### Written instruction
Your task is to transcribe the records exactly, skipping every image.

[Collected data entries]
__________________________________________________

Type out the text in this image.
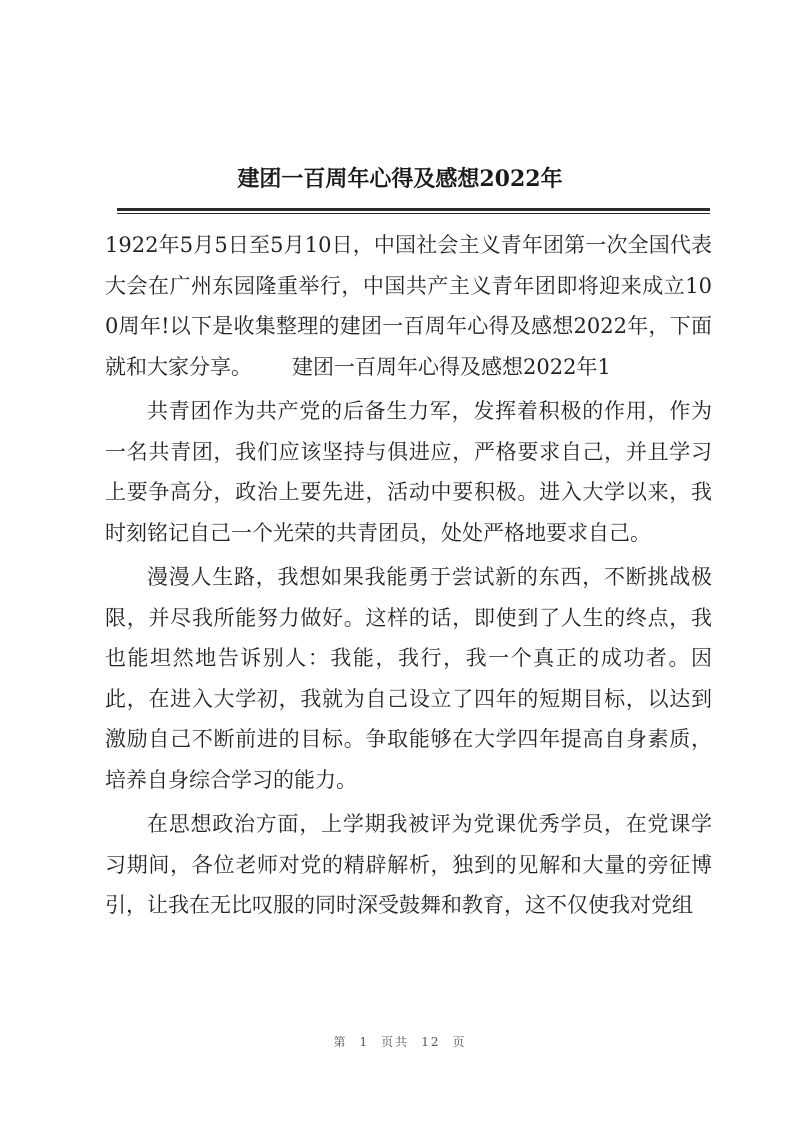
建团一百周年心得及感想2022年

1922年5月5日至5月10日，中国社会主义青年团第一次全国代表大会在广州东园隆重举行，中国共产主义青年团即将迎来成立100周年!以下是收集整理的建团一百周年心得及感想2022年，下面就和大家分享。 建团一百周年心得及感想2022年1

共青团作为共产党的后备生力军，发挥着积极的作用，作为一名共青团，我们应该坚持与俱进应，严格要求自己，并且学习上要争高分，政治上要先进，活动中要积极。进入大学以来，我时刻铭记自己一个光荣的共青团员，处处严格地要求自己。

漫漫人生路，我想如果我能勇于尝试新的东西，不断挑战极限，并尽我所能努力做好。这样的话，即使到了人生的终点，我也能坦然地告诉别人：我能，我行，我一个真正的成功者。因此，在进入大学初，我就为自己设立了四年的短期目标，以达到激励自己不断前进的目标。争取能够在大学四年提高自身素质，培养自身综合学习的能力。

在思想政治方面，上学期我被评为党课优秀学员，在党课学习期间，各位老师对党的精辟解析，独到的见解和大量的旁征博引，让我在无比叹服的同时深受鼓舞和教育，这不仅使我对党组

第 1 页共 12 页
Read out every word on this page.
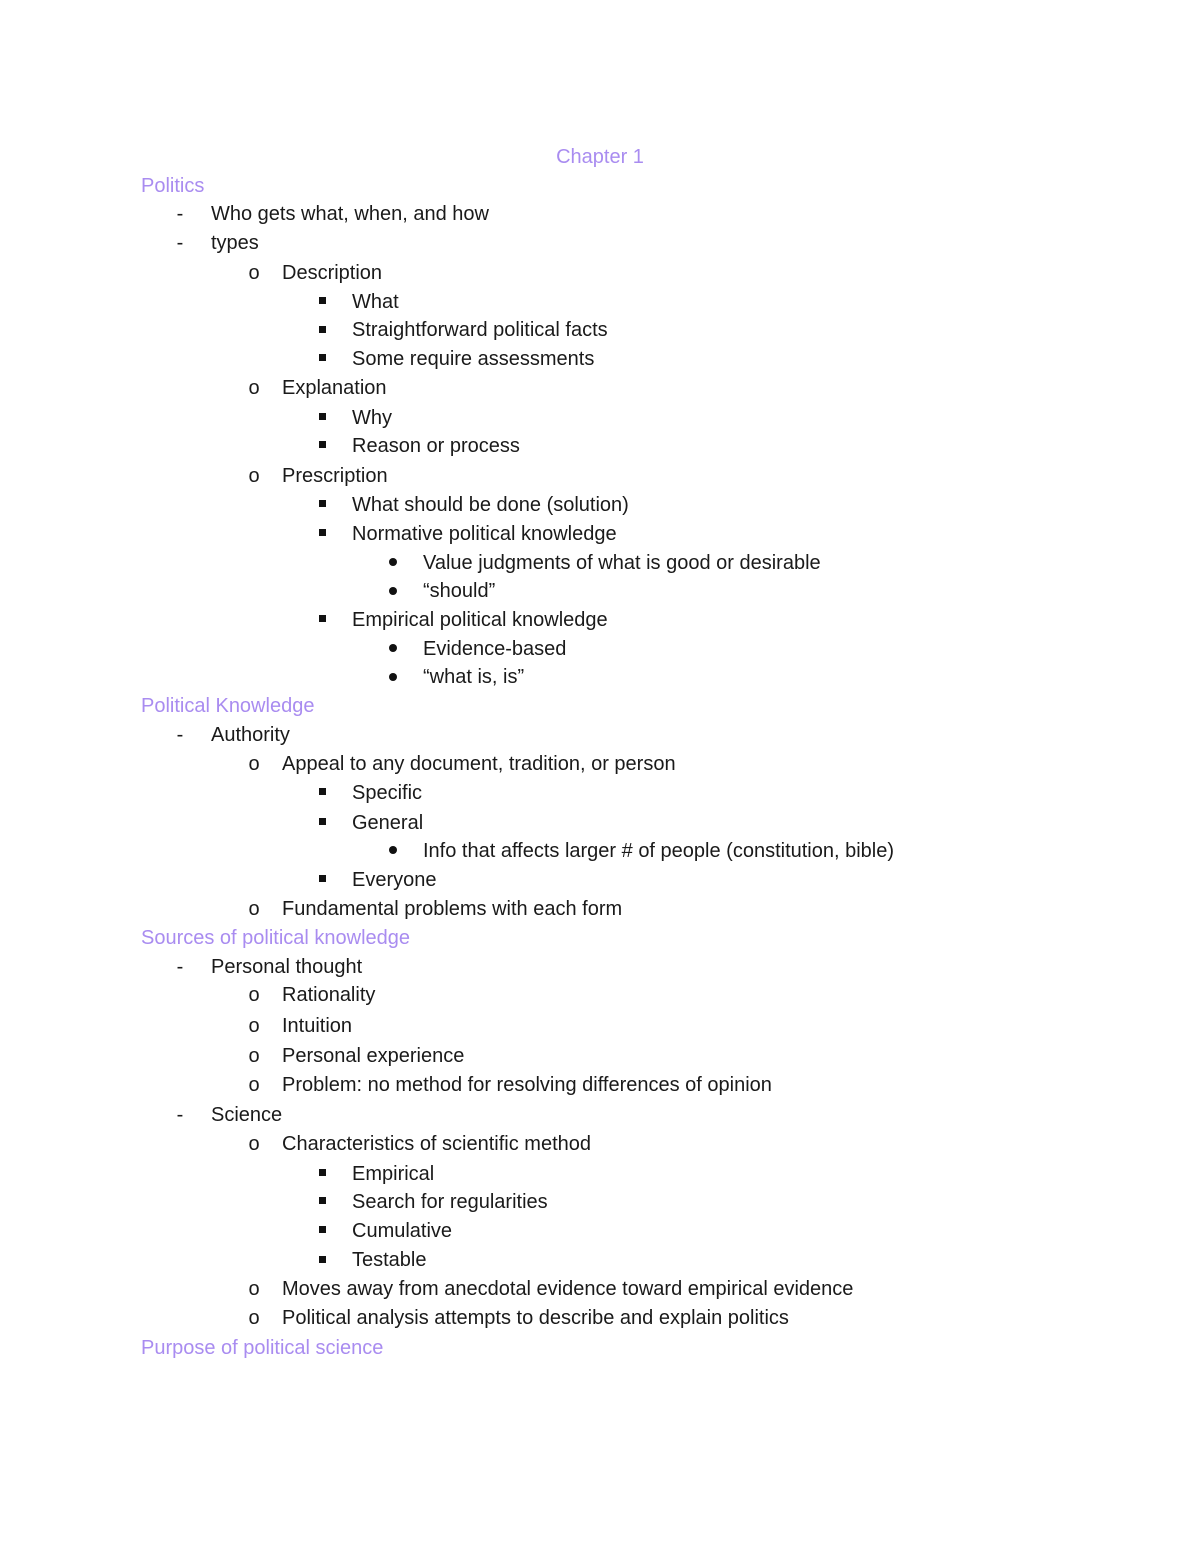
Chapter 1
Politics
- Who gets what, when, and how
- types
o Description
What
Straightforward political facts
Some require assessments
o Explanation
Why
Reason or process
o Prescription
What should be done (solution)
Normative political knowledge
Value judgments of what is good or desirable
“should”
Empirical political knowledge
Evidence-based
“what is, is”
Political Knowledge
- Authority
o Appeal to any document, tradition, or person
Specific
General
Info that affects larger # of people (constitution, bible)
Everyone
o Fundamental problems with each form
Sources of political knowledge
- Personal thought
o Rationality
o Intuition
o Personal experience
o Problem: no method for resolving differences of opinion
- Science
o Characteristics of scientific method
Empirical
Search for regularities
Cumulative
Testable
o Moves away from anecdotal evidence toward empirical evidence
o Political analysis attempts to describe and explain politics
Purpose of political science
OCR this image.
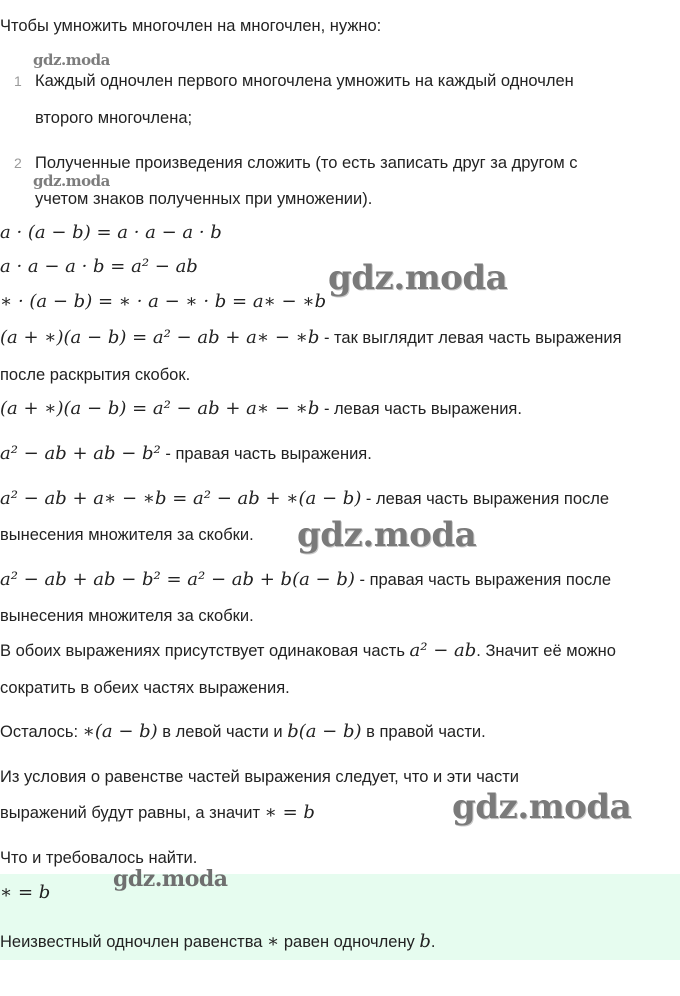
Чтобы умножить многочлен на многочлен, нужно:
gdz.moda
1 Каждый одночлен первого многочлена умножить на каждый одночлен
второго многочлена;
2 Полученные произведения сложить (то есть записать друг за другом с
gdz.moda
учетом знаков полученных при умножении).
a · (a − b) = a · a − a · b
a · a − a · b = a² − ab
∗ · (a − b) = ∗ · a − ∗ · b = a∗ − ∗b
gdz.moda
(a + ∗)(a − b) = a² − ab + a∗ − ∗b - так выглядит левая часть выражения
после раскрытия скобок.
(a + ∗)(a − b) = a² − ab + a∗ − ∗b - левая часть выражения.
a² − ab + ab − b² - правая часть выражения.
a² − ab + a∗ − ∗b = a² − ab + ∗(a − b) - левая часть выражения после
вынесения множителя за скобки. gdz.moda
a² − ab + ab − b² = a² − ab + b(a − b) - правая часть выражения после
вынесения множителя за скобки.
В обоих выражениях присутствует одинаковая часть a² − ab. Значит её можно
сократить в обеих частях выражения.
Осталось: ∗(a − b) в левой части и b(a − b) в правой части.
Из условия о равенстве частей выражения следует, что и эти части
выражений будут равны, а значит ∗ = b	gdz.moda
Что и требовалось найти.
∗ = b
Неизвестный одночлен равенства ∗ равен одночлену b.
gdz.moda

__________________________________________________

### Complete output
Type out the text in this image.
建团一百周年心得及感想2022年

1922年5月5日至5月10日，中国社会主义青年团第一次全国代表大会在广州东园隆重举行，中国共产主义青年团即将迎来成立100周年!以下是收集整理的建团一百周年心得及感想2022年，下面就和大家分享。 建团一百周年心得及感想2022年1

共青团作为共产党的后备生力军，发挥着积极的作用，作为一名共青团，我们应该坚持与俱进应，严格要求自己，并且学习上要争高分，政治上要先进，活动中要积极。进入大学以来，我时刻铭记自己一个光荣的共青团员，处处严格地要求自己。

漫漫人生路，我想如果我能勇于尝试新的东西，不断挑战极限，并尽我所能努力做好。这样的话，即使到了人生的终点，我也能坦然地告诉别人：我能，我行，我一个真正的成功者。因此，在进入大学初，我就为自己设立了四年的短期目标，以达到激励自己不断前进的目标。争取能够在大学四年提高自身素质，培养自身综合学习的能力。

在思想政治方面，上学期我被评为党课优秀学员，在党课学习期间，各位老师对党的精辟解析，独到的见解和大量的旁征博引，让我在无比叹服的同时深受鼓舞和教育，这不仅使我对党组

第 1 页共 12 页
Read out every word on this page.
Chapter 1
Politics
- Who gets what, when, and how
- types
o Description
What
Straightforward political facts
Some require assessments
o Explanation
Why
Reason or process
o Prescription
What should be done (solution)
Normative political knowledge
Value judgments of what is good or desirable
“should”
Empirical political knowledge
Evidence-based
“what is, is”
Political Knowledge
- Authority
o Appeal to any document, tradition, or person
Specific
General
Info that affects larger # of people (constitution, bible)
Everyone
o Fundamental problems with each form
Sources of political knowledge
- Personal thought
o Rationality
o Intuition
o Personal experience
o Problem: no method for resolving differences of opinion
- Science
o Characteristics of scientific method
Empirical
Search for regularities
Cumulative
Testable
o Moves away from anecdotal evidence toward empirical evidence
o Political analysis attempts to describe and explain politics
Purpose of political science
OCR this image.
Чтобы умножить многочлен на многочлен, нужно:
gdz.moda
1 Каждый одночлен первого многочлена умножить на каждый одночлен
второго многочлена;
2 Полученные произведения сложить (то есть записать друг за другом с
gdz.moda
учетом знаков полученных при умножении).
a · (a − b) = a · a − a · b
a · a − a · b = a² − ab
∗ · (a − b) = ∗ · a − ∗ · b = a∗ − ∗b
gdz.moda
(a + ∗)(a − b) = a² − ab + a∗ − ∗b - так выглядит левая часть выражения
после раскрытия скобок.
(a + ∗)(a − b) = a² − ab + a∗ − ∗b - левая часть выражения.
a² − ab + ab − b² - правая часть выражения.
a² − ab + a∗ − ∗b = a² − ab + ∗(a − b) - левая часть выражения после
вынесения множителя за скобки. gdz.moda
a² − ab + ab − b² = a² − ab + b(a − b) - правая часть выражения после
вынесения множителя за скобки.
В обоих выражениях присутствует одинаковая часть a² − ab. Значит её можно
сократить в обеих частях выражения.
Осталось: ∗(a − b) в левой части и b(a − b) в правой части.
Из условия о равенстве частей выражения следует, что и эти части
выражений будут равны, а значит ∗ = b	gdz.moda
Что и требовалось найти.
∗ = b
Неизвестный одночлен равенства ∗ равен одночлену b.
gdz.moda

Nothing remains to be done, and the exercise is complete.